<<<<
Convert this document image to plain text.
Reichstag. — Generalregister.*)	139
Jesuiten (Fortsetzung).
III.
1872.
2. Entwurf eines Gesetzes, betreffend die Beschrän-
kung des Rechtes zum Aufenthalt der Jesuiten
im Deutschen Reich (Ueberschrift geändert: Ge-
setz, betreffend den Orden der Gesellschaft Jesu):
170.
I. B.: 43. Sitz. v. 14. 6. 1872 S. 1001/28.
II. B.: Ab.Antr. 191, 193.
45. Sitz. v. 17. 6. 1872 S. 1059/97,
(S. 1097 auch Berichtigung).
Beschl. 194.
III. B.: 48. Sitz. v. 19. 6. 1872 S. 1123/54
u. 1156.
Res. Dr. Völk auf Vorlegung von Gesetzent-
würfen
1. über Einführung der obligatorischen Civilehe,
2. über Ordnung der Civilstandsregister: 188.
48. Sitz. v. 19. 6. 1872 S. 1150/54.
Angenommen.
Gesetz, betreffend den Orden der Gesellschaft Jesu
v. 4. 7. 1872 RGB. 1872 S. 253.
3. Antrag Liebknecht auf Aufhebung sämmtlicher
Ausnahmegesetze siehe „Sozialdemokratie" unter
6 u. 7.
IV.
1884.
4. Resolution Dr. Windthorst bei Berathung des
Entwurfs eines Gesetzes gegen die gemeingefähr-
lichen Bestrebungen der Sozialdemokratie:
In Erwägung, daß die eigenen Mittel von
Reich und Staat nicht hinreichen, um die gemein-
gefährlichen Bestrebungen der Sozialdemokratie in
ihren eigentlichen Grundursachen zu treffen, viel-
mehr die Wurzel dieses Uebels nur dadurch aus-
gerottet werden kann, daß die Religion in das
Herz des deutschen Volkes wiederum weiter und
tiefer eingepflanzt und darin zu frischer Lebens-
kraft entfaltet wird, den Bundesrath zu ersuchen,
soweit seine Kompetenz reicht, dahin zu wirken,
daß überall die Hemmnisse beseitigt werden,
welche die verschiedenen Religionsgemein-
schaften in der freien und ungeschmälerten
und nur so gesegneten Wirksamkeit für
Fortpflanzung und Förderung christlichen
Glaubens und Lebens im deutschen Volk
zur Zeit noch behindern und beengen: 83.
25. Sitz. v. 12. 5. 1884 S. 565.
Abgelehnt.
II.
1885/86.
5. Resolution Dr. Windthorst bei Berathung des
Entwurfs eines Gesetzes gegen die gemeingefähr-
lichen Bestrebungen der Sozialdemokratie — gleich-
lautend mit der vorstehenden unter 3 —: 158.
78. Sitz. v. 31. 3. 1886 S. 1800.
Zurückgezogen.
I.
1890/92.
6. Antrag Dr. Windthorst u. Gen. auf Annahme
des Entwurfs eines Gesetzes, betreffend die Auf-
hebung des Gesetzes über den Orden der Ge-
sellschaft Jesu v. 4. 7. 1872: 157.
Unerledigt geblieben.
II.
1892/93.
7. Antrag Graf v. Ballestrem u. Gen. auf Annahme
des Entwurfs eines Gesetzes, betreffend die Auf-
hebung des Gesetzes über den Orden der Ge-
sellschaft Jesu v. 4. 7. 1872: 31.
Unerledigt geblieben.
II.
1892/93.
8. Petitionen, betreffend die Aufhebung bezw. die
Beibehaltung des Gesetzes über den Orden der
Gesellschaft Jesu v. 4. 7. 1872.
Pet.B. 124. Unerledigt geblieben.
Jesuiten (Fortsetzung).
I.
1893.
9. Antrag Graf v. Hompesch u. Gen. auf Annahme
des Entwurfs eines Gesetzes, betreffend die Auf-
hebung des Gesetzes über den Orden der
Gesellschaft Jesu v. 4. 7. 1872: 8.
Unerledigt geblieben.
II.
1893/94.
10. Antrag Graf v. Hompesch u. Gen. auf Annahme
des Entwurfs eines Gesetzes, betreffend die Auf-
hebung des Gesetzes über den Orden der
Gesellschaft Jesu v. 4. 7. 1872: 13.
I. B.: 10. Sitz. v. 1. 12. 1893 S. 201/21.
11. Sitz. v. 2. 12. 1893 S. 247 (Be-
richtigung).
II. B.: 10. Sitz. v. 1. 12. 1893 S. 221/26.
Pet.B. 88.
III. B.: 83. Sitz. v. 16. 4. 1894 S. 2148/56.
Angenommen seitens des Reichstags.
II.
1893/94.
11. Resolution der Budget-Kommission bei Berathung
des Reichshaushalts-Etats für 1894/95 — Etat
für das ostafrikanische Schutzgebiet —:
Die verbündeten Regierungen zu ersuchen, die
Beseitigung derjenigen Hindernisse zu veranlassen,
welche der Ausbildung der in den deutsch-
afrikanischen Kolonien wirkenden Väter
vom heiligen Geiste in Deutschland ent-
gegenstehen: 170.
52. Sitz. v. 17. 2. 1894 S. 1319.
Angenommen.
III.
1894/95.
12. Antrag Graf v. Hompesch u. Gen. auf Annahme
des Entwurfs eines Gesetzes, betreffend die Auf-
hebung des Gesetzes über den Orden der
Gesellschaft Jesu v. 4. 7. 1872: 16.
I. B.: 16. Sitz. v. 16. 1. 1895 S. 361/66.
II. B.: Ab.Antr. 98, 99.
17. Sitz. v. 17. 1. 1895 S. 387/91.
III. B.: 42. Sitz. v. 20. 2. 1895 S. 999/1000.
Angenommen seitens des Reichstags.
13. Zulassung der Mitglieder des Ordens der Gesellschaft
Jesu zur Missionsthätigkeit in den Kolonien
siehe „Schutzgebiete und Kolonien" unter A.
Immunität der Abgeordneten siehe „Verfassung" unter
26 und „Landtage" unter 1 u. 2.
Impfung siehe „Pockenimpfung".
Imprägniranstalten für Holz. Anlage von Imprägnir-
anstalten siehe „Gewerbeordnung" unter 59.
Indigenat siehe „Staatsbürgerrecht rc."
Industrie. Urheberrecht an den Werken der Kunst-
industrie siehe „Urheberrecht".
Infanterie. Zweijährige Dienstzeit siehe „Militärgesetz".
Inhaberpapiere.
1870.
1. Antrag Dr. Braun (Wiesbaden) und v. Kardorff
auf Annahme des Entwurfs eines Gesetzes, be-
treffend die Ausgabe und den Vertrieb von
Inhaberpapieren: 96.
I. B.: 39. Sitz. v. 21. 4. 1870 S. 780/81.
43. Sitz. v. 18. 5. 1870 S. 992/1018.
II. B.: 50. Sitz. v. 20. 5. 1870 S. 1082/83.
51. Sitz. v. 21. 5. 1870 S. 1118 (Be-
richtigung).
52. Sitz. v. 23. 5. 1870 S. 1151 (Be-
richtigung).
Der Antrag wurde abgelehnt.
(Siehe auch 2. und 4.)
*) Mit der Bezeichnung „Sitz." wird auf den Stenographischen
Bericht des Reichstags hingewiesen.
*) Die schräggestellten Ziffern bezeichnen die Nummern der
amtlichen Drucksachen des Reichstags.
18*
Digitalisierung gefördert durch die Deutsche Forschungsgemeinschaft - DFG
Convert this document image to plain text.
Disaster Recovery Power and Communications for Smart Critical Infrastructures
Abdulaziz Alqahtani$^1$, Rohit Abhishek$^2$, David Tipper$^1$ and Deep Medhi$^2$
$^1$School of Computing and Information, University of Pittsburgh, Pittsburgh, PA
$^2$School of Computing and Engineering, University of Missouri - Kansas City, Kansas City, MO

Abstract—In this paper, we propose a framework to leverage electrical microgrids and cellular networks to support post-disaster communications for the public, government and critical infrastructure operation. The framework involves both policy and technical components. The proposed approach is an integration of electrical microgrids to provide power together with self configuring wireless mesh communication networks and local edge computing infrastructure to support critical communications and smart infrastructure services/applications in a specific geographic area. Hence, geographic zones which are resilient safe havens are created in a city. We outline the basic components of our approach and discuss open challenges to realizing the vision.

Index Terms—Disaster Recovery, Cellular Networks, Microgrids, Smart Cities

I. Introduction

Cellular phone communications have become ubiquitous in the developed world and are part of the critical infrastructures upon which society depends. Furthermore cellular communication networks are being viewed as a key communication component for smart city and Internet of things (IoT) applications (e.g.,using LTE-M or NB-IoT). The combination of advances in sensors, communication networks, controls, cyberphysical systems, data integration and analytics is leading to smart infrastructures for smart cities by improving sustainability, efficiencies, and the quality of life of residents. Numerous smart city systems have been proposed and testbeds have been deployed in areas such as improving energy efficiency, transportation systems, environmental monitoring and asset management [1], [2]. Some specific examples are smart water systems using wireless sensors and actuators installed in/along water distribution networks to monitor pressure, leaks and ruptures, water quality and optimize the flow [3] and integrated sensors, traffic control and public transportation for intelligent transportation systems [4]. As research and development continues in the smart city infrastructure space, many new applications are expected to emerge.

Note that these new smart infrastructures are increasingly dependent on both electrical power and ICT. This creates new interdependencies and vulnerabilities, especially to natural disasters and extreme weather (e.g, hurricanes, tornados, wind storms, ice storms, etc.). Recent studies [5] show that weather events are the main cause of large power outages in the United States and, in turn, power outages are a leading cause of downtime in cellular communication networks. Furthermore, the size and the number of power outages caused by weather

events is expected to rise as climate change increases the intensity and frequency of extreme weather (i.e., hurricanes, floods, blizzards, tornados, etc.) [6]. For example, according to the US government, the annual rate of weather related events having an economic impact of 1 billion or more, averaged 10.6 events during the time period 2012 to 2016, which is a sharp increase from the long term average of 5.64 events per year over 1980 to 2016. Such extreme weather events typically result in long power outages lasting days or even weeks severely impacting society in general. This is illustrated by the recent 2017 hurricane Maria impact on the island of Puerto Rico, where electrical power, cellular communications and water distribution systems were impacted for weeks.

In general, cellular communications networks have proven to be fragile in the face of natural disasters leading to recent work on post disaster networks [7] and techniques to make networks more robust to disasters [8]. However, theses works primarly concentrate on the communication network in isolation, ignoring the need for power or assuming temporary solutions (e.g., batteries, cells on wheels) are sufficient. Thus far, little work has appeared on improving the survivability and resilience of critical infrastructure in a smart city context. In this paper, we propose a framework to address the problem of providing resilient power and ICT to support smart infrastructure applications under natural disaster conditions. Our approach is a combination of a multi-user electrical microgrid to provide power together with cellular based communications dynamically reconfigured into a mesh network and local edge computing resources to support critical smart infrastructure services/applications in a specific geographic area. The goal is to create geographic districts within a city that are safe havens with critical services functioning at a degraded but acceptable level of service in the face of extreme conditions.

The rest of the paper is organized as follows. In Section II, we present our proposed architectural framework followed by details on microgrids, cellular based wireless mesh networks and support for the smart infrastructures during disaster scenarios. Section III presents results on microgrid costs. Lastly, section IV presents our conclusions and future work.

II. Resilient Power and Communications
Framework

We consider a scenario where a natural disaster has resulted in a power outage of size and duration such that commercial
>>>>
**TASK TO COMPLETE**
Across all the records, find the lines containing the word "University" and reproduce each one.

**SOLUTION FOR THIS PROBLEM**
$^1$School of Computing and Information, University of Pittsburgh, Pittsburgh, PA
$^2$School of Computing and Engineering, University of Missouri - Kansas City, Kansas City, MO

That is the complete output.